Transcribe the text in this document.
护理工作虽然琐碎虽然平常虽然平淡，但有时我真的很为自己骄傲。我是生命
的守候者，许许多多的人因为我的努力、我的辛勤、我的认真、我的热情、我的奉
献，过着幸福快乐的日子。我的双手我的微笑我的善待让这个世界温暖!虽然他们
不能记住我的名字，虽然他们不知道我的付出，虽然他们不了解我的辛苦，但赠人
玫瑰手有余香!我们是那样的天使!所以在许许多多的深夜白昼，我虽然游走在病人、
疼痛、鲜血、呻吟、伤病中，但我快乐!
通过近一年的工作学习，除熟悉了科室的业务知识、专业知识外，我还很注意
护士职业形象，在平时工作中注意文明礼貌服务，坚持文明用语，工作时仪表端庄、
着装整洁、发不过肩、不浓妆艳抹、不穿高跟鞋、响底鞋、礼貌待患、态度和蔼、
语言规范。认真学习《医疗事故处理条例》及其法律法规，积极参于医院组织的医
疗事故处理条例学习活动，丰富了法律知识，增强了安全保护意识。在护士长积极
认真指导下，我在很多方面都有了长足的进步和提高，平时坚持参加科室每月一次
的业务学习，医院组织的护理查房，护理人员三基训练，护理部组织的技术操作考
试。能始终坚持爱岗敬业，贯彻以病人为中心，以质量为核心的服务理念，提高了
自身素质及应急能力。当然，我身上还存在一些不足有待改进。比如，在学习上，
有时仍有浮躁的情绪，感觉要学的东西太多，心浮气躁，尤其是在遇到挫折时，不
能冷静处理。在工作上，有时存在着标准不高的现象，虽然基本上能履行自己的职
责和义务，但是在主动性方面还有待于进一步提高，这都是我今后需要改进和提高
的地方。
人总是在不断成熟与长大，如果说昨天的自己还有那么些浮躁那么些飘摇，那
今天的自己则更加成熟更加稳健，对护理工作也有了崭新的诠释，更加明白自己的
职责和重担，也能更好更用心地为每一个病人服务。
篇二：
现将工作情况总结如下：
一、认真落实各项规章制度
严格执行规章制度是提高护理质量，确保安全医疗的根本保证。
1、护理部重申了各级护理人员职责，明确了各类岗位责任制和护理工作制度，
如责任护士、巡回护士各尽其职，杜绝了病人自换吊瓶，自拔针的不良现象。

* _EXERCISE TASK_
Repeat the records above exactly, leaving none out.

* _COMPLETE ANSWER_
Transcribe the text in this document.
护理工作虽然琐碎虽然平常虽然平淡，但有时我真的很为自己骄傲。我是生命
的守候者，许许多多的人因为我的努力、我的辛勤、我的认真、我的热情、我的奉
献，过着幸福快乐的日子。我的双手我的微笑我的善待让这个世界温暖!虽然他们
不能记住我的名字，虽然他们不知道我的付出，虽然他们不了解我的辛苦，但赠人
玫瑰手有余香!我们是那样的天使!所以在许许多多的深夜白昼，我虽然游走在病人、
疼痛、鲜血、呻吟、伤病中，但我快乐!
通过近一年的工作学习，除熟悉了科室的业务知识、专业知识外，我还很注意
护士职业形象，在平时工作中注意文明礼貌服务，坚持文明用语，工作时仪表端庄、
着装整洁、发不过肩、不浓妆艳抹、不穿高跟鞋、响底鞋、礼貌待患、态度和蔼、
语言规范。认真学习《医疗事故处理条例》及其法律法规，积极参于医院组织的医
疗事故处理条例学习活动，丰富了法律知识，增强了安全保护意识。在护士长积极
认真指导下，我在很多方面都有了长足的进步和提高，平时坚持参加科室每月一次
的业务学习，医院组织的护理查房，护理人员三基训练，护理部组织的技术操作考
试。能始终坚持爱岗敬业，贯彻以病人为中心，以质量为核心的服务理念，提高了
自身素质及应急能力。当然，我身上还存在一些不足有待改进。比如，在学习上，
有时仍有浮躁的情绪，感觉要学的东西太多，心浮气躁，尤其是在遇到挫折时，不
能冷静处理。在工作上，有时存在着标准不高的现象，虽然基本上能履行自己的职
责和义务，但是在主动性方面还有待于进一步提高，这都是我今后需要改进和提高
的地方。
人总是在不断成熟与长大，如果说昨天的自己还有那么些浮躁那么些飘摇，那
今天的自己则更加成熟更加稳健，对护理工作也有了崭新的诠释，更加明白自己的
职责和重担，也能更好更用心地为每一个病人服务。
篇二：
现将工作情况总结如下：
一、认真落实各项规章制度
严格执行规章制度是提高护理质量，确保安全医疗的根本保证。
1、护理部重申了各级护理人员职责，明确了各类岗位责任制和护理工作制度，
如责任护士、巡回护士各尽其职，杜绝了病人自换吊瓶，自拔针的不良现象。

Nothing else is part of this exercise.